GIVEN PROBLEM – Rewrite everything from the line containing "sdg-label: INDUSTRY, INNOVATION" down to the line containing "header-cell: Material topic", substituting "electricity" for "energy" and leaving the rest unchanged.

-*-

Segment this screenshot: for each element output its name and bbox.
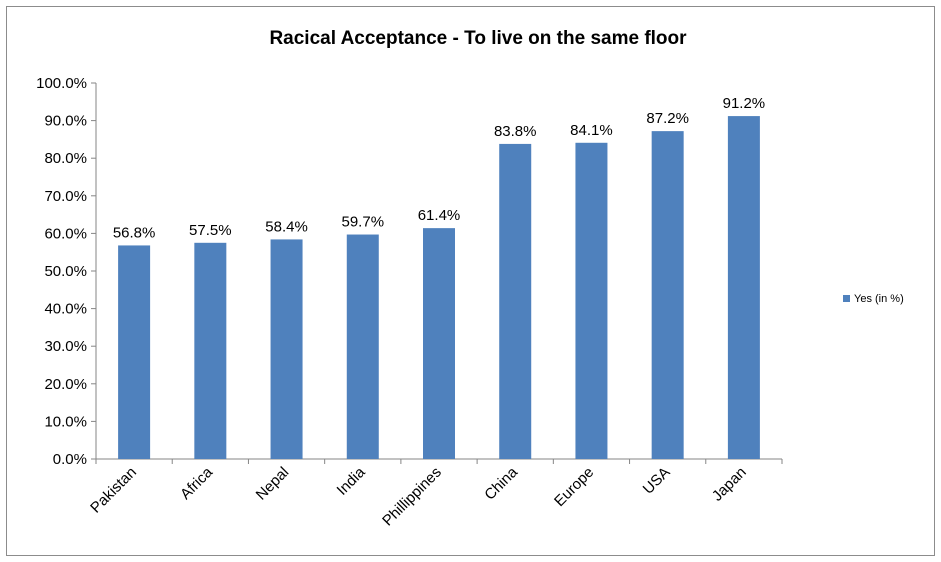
- data-label: 61.4%: [418, 207, 461, 224]
- bar-india: [346, 234, 379, 459]
- chart-frame: [6, 6, 935, 556]
- bar-japan: [727, 116, 760, 459]
- x-tick-label: India: [334, 463, 369, 498]
- y-tick-label: 70.0%: [44, 188, 87, 205]
- data-label: 56.8%: [113, 224, 156, 241]
- legend-swatch: [843, 295, 850, 302]
- data-labels: 56.8% 57.5% 58.4% 59.7% 61.4% 83.8% 84.1% 87.2%…: [113, 95, 765, 241]
- chart-title: Racical Acceptance - To live on the same…: [269, 28, 687, 49]
- bar-series: [118, 116, 760, 460]
- data-label: 83.8%: [494, 123, 537, 140]
- x-tick-label: Europe: [551, 464, 597, 510]
- x-tick-label: China: [481, 463, 521, 503]
- y-tick-label: 80.0%: [44, 150, 87, 167]
- x-tick-label: Nepal: [253, 464, 293, 504]
- bar-pakistan: [118, 245, 151, 459]
- legend-label: Yes (in %): [854, 293, 904, 305]
- y-tick-label: 20.0%: [44, 376, 87, 393]
- y-tick-label: 40.0%: [44, 301, 87, 318]
- data-label: 84.1%: [570, 122, 613, 139]
- data-label: 57.5%: [189, 222, 232, 239]
- x-tick-label: Japan: [709, 464, 750, 505]
- y-tick-label: 0.0%: [53, 451, 87, 468]
- data-label: 58.4%: [265, 218, 308, 235]
- y-tick-label: 10.0%: [44, 413, 87, 430]
- bar-nepal: [270, 239, 303, 459]
- x-axis: Pakistan Africa Nepal India Phillippines Chin…: [87, 458, 783, 530]
- bar-africa: [194, 242, 227, 459]
- data-label: 91.2%: [723, 95, 766, 112]
- data-label: 87.2%: [646, 110, 689, 127]
- bar-phillippines: [423, 228, 455, 459]
- y-tick-label: 100.0%: [36, 75, 87, 92]
- x-tick-label: Pakistan: [87, 464, 140, 517]
- x-tick-label: Phillippines: [379, 464, 445, 530]
- legend: Yes (in %): [843, 293, 904, 305]
- data-label: 59.7%: [342, 214, 385, 231]
- x-tick-label: Africa: [177, 463, 217, 503]
- y-tick-label: 50.0%: [44, 263, 87, 280]
- y-tick-label: 30.0%: [44, 338, 87, 355]
- y-tick-label: 60.0%: [44, 225, 87, 242]
- bar-europe: [575, 142, 608, 459]
- y-axis: 0.0% 10.0% 20.0% 30.0% 40.0% 50.0% 60.0% 70.0% 8…: [36, 75, 97, 468]
- bar-china: [499, 143, 532, 460]
- x-tick-label: USA: [640, 464, 674, 498]
- bar-usa: [651, 131, 684, 460]
- y-tick-label: 90.0%: [44, 113, 87, 130]
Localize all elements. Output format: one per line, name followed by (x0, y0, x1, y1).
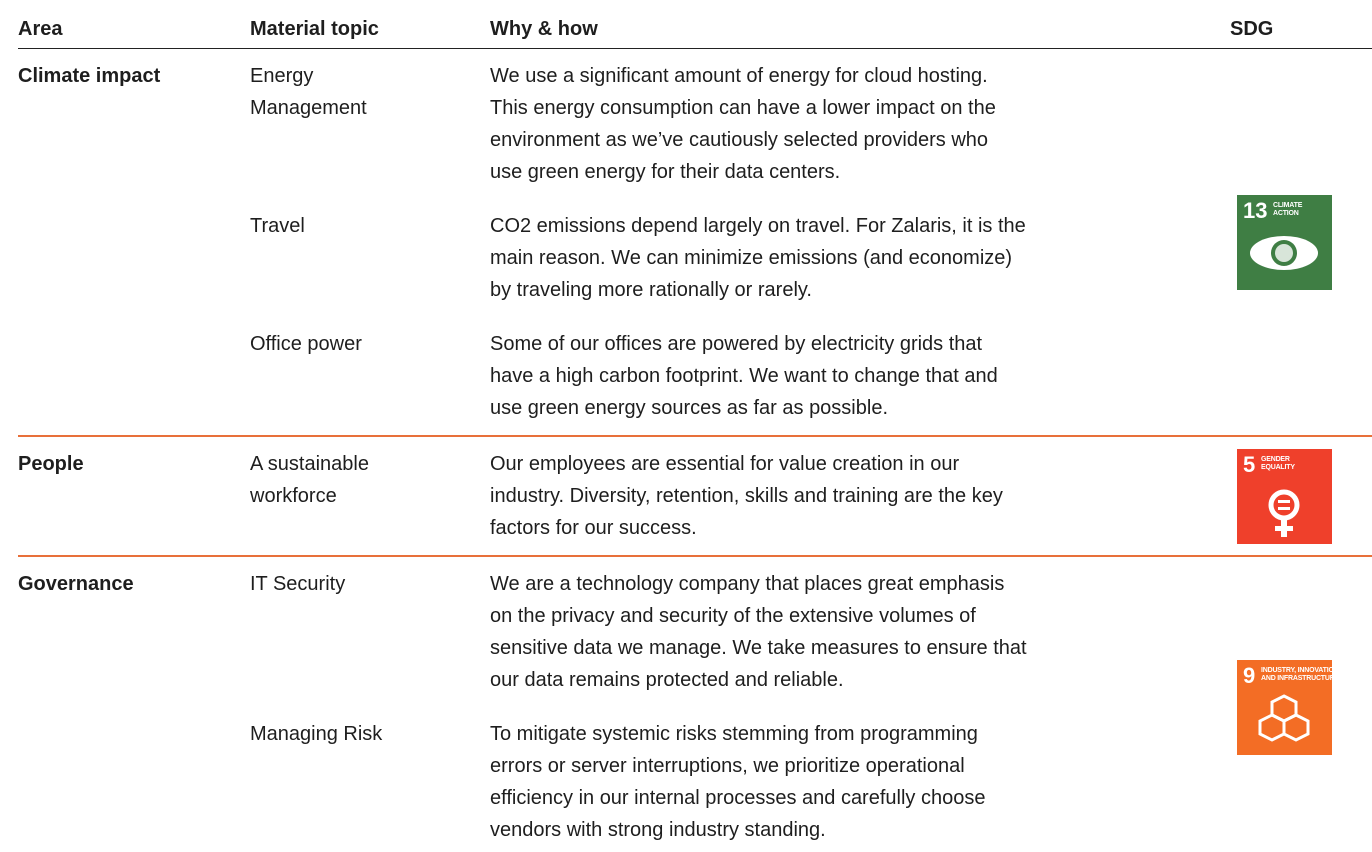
sdg-label: INDUSTRY, INNOVATION AND INFRASTRUCTURE (1261, 667, 1339, 683)
why-line: use green energy for their data centers. (490, 161, 841, 183)
area-cell: Climate impact (18, 65, 161, 87)
topic-line: Management (250, 97, 367, 119)
topic-cell: Office power (250, 317, 490, 435)
why-line: We use a significant amount of energy fo… (490, 65, 988, 87)
sdg-label: CLIMATE ACTION (1273, 202, 1302, 218)
header-cell: Material topic (250, 18, 379, 40)
topic-line: Energy (250, 65, 314, 87)
why-line: industry. Diversity, retention, skills a… (490, 485, 1003, 507)
sdg-cell: 13 CLIMATE ACTION (1230, 49, 1372, 435)
group: People A sustainable workforce Our employee… (18, 437, 1372, 557)
header-cell: Why & how (490, 18, 598, 40)
sdg-number: 9 (1243, 662, 1256, 688)
why-line: vendors with strong industry standing. (490, 819, 826, 841)
sdg-pictogram (1250, 235, 1318, 270)
sdg-icon: 13 CLIMATE ACTION (1237, 194, 1332, 290)
why-line: use green energy sources as far as possi… (490, 397, 888, 419)
sdg-cell: 9 INDUSTRY, INNOVATION AND INFRASTRUCTURE (1230, 557, 1372, 852)
sdg-label-line: CLIMATE (1273, 201, 1303, 209)
table-body: Climate impact Energy Management We use a s… (18, 49, 1372, 852)
topic-cell: IT Security (250, 557, 490, 707)
sdg-pictogram (1258, 693, 1310, 742)
topic-cell: A sustainable workforce (250, 437, 490, 555)
topic-cell: Travel (250, 199, 490, 317)
topic-line: Office power (250, 333, 362, 355)
why-line: Some of our offices are powered by elect… (490, 333, 983, 355)
sdg-icon: 9 INDUSTRY, INNOVATION AND INFRASTRUCTURE (1237, 659, 1339, 755)
sdg-label: GENDER EQUALITY (1261, 456, 1295, 472)
why-cell: Some of our offices are powered by elect… (490, 317, 1230, 435)
why-line: We are a technology company that places … (490, 573, 1005, 595)
topic-line: IT Security (250, 573, 346, 595)
why-line: by traveling more rationally or rarely. (490, 279, 812, 301)
why-cell: CO2 emissions depend largely on travel. … (490, 199, 1230, 317)
topic-line: Managing Risk (250, 723, 383, 745)
why-cell: We are a technology company that places … (490, 557, 1230, 707)
why-line: Our employees are essential for value cr… (490, 453, 960, 475)
topic-line: workforce (250, 485, 337, 507)
why-line: To mitigate systemic risks stemming from… (490, 723, 978, 745)
sdg-number: 5 (1243, 451, 1256, 477)
sdg-label-line: AND INFRASTRUCTURE (1261, 674, 1340, 682)
why-line: on the privacy and security of the exten… (490, 605, 976, 627)
why-cell: Our employees are essential for value cr… (490, 437, 1230, 555)
sdg-label-line: GENDER (1261, 455, 1290, 463)
sdg-cell: 5 GENDER EQUALITY (1230, 437, 1372, 555)
why-line: environment as we’ve cautiously selected… (490, 129, 989, 151)
area-cell: People (18, 453, 84, 475)
topic-line: Travel (250, 215, 305, 237)
why-line: This energy consumption can have a lower… (490, 97, 996, 119)
why-line: errors or server interruptions, we prior… (490, 755, 965, 777)
topic-line: A sustainable (250, 453, 369, 475)
header-cell: SDG (1230, 18, 1274, 40)
why-line: have a high carbon footprint. We want to… (490, 365, 998, 387)
why-cell: To mitigate systemic risks stemming from… (490, 707, 1230, 852)
why-line: our data remains protected and reliable. (490, 669, 844, 691)
why-line: main reason. We can minimize emissions (… (490, 247, 1013, 269)
why-cell: We use a significant amount of energy fo… (490, 49, 1230, 199)
topic-cell: Energy Management (250, 49, 490, 199)
header-cell: Area (18, 18, 63, 40)
why-line: sensitive data we manage. We take measur… (490, 637, 1027, 659)
group: Climate impact Energy Management We use a s… (18, 49, 1372, 437)
topic-cell: Managing Risk (250, 707, 490, 852)
group: Governance IT Security We are a technology… (18, 557, 1372, 852)
why-line: CO2 emissions depend largely on travel. … (490, 215, 1026, 237)
table-header: Area Material topic Why & how SDG (18, 0, 1372, 49)
sdg-label-line: ACTION (1273, 209, 1299, 217)
area-cell: Governance (18, 573, 134, 595)
sdg-label-line: INDUSTRY, INNOVATION (1261, 666, 1339, 674)
sdg-icon: 5 GENDER EQUALITY (1237, 448, 1332, 544)
sdg-pictogram (1268, 489, 1300, 537)
sdg-label-line: EQUALITY (1261, 463, 1295, 471)
why-line: factors for our success. (490, 517, 697, 539)
sdg-number: 13 (1243, 197, 1268, 223)
why-line: efficiency in our internal processes and… (490, 787, 986, 809)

-*-

WRITTEN ANSWER –
sdg-label: INDUSTRY, INNOVATION AND INFRASTRUCTURE (1261, 667, 1339, 683)
why-line: use green electricity for their data centers. (490, 161, 841, 183)
area-cell: Climate impact (18, 65, 161, 87)
topic-line: Management (250, 97, 367, 119)
topic-cell: Office power (250, 317, 490, 435)
why-line: We use a significant amount of electricity fo… (490, 65, 988, 87)
sdg-label: CLIMATE ACTION (1273, 202, 1302, 218)
header-cell: Material topic (250, 18, 379, 40)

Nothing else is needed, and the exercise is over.